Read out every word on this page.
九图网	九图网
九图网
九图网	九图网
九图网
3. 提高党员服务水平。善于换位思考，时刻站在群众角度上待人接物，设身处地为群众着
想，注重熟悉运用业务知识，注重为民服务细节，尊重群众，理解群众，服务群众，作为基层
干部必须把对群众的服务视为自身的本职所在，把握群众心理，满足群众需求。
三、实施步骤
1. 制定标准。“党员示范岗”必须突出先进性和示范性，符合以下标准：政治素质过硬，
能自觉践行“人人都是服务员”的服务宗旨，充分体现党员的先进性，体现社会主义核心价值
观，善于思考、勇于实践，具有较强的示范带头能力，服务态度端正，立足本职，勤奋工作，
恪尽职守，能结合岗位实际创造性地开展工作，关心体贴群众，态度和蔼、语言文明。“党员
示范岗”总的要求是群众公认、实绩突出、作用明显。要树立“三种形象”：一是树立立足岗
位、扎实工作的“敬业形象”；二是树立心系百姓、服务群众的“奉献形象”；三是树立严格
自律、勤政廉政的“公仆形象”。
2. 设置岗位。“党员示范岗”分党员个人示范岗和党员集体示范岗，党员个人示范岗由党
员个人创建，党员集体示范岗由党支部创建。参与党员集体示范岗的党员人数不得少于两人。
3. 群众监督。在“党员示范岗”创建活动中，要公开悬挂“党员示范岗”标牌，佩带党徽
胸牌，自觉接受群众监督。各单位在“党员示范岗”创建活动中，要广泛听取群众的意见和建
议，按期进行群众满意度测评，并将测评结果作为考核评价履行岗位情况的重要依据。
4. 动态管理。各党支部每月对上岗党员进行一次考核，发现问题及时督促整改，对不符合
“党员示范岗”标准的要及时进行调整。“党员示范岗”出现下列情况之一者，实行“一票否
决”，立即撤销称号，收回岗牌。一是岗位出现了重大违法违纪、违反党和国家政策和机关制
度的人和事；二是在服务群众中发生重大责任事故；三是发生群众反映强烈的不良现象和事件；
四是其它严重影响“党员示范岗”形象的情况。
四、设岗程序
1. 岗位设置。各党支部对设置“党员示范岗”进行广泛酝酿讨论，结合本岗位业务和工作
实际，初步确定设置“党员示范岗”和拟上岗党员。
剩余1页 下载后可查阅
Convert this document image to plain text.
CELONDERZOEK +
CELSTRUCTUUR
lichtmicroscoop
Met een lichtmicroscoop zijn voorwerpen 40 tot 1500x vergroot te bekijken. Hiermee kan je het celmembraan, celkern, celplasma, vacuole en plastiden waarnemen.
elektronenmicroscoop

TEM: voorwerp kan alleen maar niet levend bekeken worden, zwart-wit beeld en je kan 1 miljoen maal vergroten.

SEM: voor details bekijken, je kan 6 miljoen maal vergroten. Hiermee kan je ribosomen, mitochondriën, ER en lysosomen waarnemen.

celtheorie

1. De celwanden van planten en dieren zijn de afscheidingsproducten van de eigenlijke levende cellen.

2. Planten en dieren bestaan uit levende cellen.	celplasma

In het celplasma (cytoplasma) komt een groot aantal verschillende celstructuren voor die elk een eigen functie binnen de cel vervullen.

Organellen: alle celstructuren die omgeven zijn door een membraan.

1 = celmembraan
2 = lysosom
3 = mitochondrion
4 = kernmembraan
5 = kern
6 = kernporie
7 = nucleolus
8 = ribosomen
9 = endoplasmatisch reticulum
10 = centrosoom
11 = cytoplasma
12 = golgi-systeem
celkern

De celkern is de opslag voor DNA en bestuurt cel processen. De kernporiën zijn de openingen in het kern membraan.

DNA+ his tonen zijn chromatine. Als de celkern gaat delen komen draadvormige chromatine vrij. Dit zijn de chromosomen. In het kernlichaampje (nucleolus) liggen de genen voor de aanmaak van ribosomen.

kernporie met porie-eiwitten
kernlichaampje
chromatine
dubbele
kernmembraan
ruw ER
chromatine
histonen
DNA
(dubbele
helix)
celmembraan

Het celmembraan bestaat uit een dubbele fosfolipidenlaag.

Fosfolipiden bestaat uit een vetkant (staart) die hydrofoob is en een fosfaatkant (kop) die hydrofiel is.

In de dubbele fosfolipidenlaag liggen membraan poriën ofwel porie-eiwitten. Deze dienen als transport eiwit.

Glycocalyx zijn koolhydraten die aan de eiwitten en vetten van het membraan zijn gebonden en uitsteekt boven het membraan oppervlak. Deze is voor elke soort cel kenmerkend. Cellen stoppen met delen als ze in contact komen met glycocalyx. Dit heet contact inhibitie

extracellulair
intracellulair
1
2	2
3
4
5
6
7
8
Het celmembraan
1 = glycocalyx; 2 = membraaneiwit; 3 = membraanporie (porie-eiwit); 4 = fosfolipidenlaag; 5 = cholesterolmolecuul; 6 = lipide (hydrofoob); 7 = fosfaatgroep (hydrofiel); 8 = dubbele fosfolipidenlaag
-----
* Exercise:
Word for word, write out the data.

* Output:
Read out every word on this page.
九图网	九图网
九图网
九图网	九图网
九图网
3. 提高党员服务水平。善于换位思考，时刻站在群众角度上待人接物，设身处地为群众着
想，注重熟悉运用业务知识，注重为民服务细节，尊重群众，理解群众，服务群众，作为基层
干部必须把对群众的服务视为自身的本职所在，把握群众心理，满足群众需求。
三、实施步骤
1. 制定标准。“党员示范岗”必须突出先进性和示范性，符合以下标准：政治素质过硬，
能自觉践行“人人都是服务员”的服务宗旨，充分体现党员的先进性，体现社会主义核心价值
观，善于思考、勇于实践，具有较强的示范带头能力，服务态度端正，立足本职，勤奋工作，
恪尽职守，能结合岗位实际创造性地开展工作，关心体贴群众，态度和蔼、语言文明。“党员
示范岗”总的要求是群众公认、实绩突出、作用明显。要树立“三种形象”：一是树立立足岗
位、扎实工作的“敬业形象”；二是树立心系百姓、服务群众的“奉献形象”；三是树立严格
自律、勤政廉政的“公仆形象”。
2. 设置岗位。“党员示范岗”分党员个人示范岗和党员集体示范岗，党员个人示范岗由党
员个人创建，党员集体示范岗由党支部创建。参与党员集体示范岗的党员人数不得少于两人。
3. 群众监督。在“党员示范岗”创建活动中，要公开悬挂“党员示范岗”标牌，佩带党徽
胸牌，自觉接受群众监督。各单位在“党员示范岗”创建活动中，要广泛听取群众的意见和建
议，按期进行群众满意度测评，并将测评结果作为考核评价履行岗位情况的重要依据。
4. 动态管理。各党支部每月对上岗党员进行一次考核，发现问题及时督促整改，对不符合
“党员示范岗”标准的要及时进行调整。“党员示范岗”出现下列情况之一者，实行“一票否
决”，立即撤销称号，收回岗牌。一是岗位出现了重大违法违纪、违反党和国家政策和机关制
度的人和事；二是在服务群众中发生重大责任事故；三是发生群众反映强烈的不良现象和事件；
四是其它严重影响“党员示范岗”形象的情况。
四、设岗程序
1. 岗位设置。各党支部对设置“党员示范岗”进行广泛酝酿讨论，结合本岗位业务和工作
实际，初步确定设置“党员示范岗”和拟上岗党员。
剩余1页 下载后可查阅
Convert this document image to plain text.
CELONDERZOEK +
CELSTRUCTUUR
lichtmicroscoop
Met een lichtmicroscoop zijn voorwerpen 40 tot 1500x vergroot te bekijken. Hiermee kan je het celmembraan, celkern, celplasma, vacuole en plastiden waarnemen.
elektronenmicroscoop

TEM: voorwerp kan alleen maar niet levend bekeken worden, zwart-wit beeld en je kan 1 miljoen maal vergroten.

SEM: voor details bekijken, je kan 6 miljoen maal vergroten. Hiermee kan je ribosomen, mitochondriën, ER en lysosomen waarnemen.

celtheorie

1. De celwanden van planten en dieren zijn de afscheidingsproducten van de eigenlijke levende cellen.

2. Planten en dieren bestaan uit levende cellen.	celplasma

In het celplasma (cytoplasma) komt een groot aantal verschillende celstructuren voor die elk een eigen functie binnen de cel vervullen.

Organellen: alle celstructuren die omgeven zijn door een membraan.

1 = celmembraan
2 = lysosom
3 = mitochondrion
4 = kernmembraan
5 = kern
6 = kernporie
7 = nucleolus
8 = ribosomen
9 = endoplasmatisch reticulum
10 = centrosoom
11 = cytoplasma
12 = golgi-systeem
celkern

De celkern is de opslag voor DNA en bestuurt cel processen. De kernporiën zijn de openingen in het kern membraan.

DNA+ his tonen zijn chromatine. Als de celkern gaat delen komen draadvormige chromatine vrij. Dit zijn de chromosomen. In het kernlichaampje (nucleolus) liggen de genen voor de aanmaak van ribosomen.

kernporie met porie-eiwitten
kernlichaampje
chromatine
dubbele
kernmembraan
ruw ER
chromatine
histonen
DNA
(dubbele
helix)
celmembraan

Het celmembraan bestaat uit een dubbele fosfolipidenlaag.

Fosfolipiden bestaat uit een vetkant (staart) die hydrofoob is en een fosfaatkant (kop) die hydrofiel is.

In de dubbele fosfolipidenlaag liggen membraan poriën ofwel porie-eiwitten. Deze dienen als transport eiwit.

Glycocalyx zijn koolhydraten die aan de eiwitten en vetten van het membraan zijn gebonden en uitsteekt boven het membraan oppervlak. Deze is voor elke soort cel kenmerkend. Cellen stoppen met delen als ze in contact komen met glycocalyx. Dit heet contact inhibitie

extracellulair
intracellulair
1
2	2
3
4
5
6
7
8
Het celmembraan
1 = glycocalyx; 2 = membraaneiwit; 3 = membraanporie (porie-eiwit); 4 = fosfolipidenlaag; 5 = cholesterolmolecuul; 6 = lipide (hydrofoob); 7 = fosfaatgroep (hydrofiel); 8 = dubbele fosfolipidenlaag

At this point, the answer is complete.